- [Given task]: Give the entries again exactly, every one of them.

##### Raw data

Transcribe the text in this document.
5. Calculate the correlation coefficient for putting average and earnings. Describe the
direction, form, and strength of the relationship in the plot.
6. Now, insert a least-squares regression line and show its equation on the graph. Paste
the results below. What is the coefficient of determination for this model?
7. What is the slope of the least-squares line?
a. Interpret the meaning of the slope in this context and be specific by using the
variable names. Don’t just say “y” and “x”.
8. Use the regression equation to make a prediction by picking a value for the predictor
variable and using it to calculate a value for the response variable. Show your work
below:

##########

- [Solution to the exercise]:
Transcribe the text in this document.
5. Calculate the correlation coefficient for putting average and earnings. Describe the
direction, form, and strength of the relationship in the plot.
6. Now, insert a least-squares regression line and show its equation on the graph. Paste
the results below. What is the coefficient of determination for this model?
7. What is the slope of the least-squares line?
a. Interpret the meaning of the slope in this context and be specific by using the
variable names. Don’t just say “y” and “x”.
8. Use the regression equation to make a prediction by picking a value for the predictor
variable and using it to calculate a value for the response variable. Show your work
below:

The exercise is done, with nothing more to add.